> _TASK TO COMPLETE_
Only the lines from the one containing "What text is on this page?" through the final line of the material below should be output, exactly as they stand.

> _SUPPLIED ENTRIES_

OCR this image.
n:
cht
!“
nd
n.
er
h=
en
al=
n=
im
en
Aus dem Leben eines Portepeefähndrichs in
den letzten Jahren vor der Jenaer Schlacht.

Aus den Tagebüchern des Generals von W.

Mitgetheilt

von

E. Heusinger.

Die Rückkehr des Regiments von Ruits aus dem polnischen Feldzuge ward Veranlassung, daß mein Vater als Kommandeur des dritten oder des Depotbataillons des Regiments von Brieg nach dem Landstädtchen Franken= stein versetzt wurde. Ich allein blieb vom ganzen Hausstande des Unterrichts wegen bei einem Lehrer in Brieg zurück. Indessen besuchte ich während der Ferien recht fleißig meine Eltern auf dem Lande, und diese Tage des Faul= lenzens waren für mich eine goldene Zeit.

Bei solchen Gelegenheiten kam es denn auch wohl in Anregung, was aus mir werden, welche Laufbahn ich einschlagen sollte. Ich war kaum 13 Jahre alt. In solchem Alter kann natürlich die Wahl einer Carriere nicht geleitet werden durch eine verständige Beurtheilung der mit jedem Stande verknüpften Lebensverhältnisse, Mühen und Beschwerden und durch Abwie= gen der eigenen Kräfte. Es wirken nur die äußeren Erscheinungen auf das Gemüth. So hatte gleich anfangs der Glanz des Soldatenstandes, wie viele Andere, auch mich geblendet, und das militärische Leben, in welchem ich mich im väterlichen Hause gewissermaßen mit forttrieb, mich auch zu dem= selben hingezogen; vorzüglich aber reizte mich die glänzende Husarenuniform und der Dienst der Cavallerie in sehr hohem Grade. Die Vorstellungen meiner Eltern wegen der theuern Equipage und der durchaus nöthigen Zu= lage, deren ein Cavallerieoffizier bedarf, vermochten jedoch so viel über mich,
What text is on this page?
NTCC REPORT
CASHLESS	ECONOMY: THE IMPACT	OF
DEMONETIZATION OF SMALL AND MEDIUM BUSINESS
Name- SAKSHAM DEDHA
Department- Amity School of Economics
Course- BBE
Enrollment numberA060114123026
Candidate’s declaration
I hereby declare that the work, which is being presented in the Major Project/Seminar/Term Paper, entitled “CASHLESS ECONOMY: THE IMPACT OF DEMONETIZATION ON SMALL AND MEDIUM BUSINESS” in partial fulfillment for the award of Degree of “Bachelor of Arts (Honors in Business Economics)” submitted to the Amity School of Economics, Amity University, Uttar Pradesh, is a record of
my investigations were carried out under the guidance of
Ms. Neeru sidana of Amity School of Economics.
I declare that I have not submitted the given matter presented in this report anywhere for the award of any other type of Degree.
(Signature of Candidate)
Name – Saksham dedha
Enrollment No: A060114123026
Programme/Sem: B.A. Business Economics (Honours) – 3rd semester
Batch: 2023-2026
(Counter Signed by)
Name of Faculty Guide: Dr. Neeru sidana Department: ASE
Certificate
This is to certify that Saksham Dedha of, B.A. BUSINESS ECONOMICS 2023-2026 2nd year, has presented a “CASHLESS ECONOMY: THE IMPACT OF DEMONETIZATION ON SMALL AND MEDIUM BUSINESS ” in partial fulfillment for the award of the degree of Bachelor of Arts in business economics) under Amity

> _EXERCISE RESULT_
What text is on this page?
NTCC REPORT
CASHLESS	ECONOMY: THE IMPACT	OF
DEMONETIZATION OF SMALL AND MEDIUM BUSINESS
Name- SAKSHAM DEDHA
Department- Amity School of Economics
Course- BBE
Enrollment numberA060114123026
Candidate’s declaration
I hereby declare that the work, which is being presented in the Major Project/Seminar/Term Paper, entitled “CASHLESS ECONOMY: THE IMPACT OF DEMONETIZATION ON SMALL AND MEDIUM BUSINESS” in partial fulfillment for the award of Degree of “Bachelor of Arts (Honors in Business Economics)” submitted to the Amity School of Economics, Amity University, Uttar Pradesh, is a record of
my investigations were carried out under the guidance of
Ms. Neeru sidana of Amity School of Economics.
I declare that I have not submitted the given matter presented in this report anywhere for the award of any other type of Degree.
(Signature of Candidate)
Name – Saksham dedha
Enrollment No: A060114123026
Programme/Sem: B.A. Business Economics (Honours) – 3rd semester
Batch: 2023-2026
(Counter Signed by)
Name of Faculty Guide: Dr. Neeru sidana Department: ASE
Certificate
This is to certify that Saksham Dedha of, B.A. BUSINESS ECONOMICS 2023-2026 2nd year, has presented a “CASHLESS ECONOMY: THE IMPACT OF DEMONETIZATION ON SMALL AND MEDIUM BUSINESS ” in partial fulfillment for the award of the degree of Bachelor of Arts in business economics) under Amity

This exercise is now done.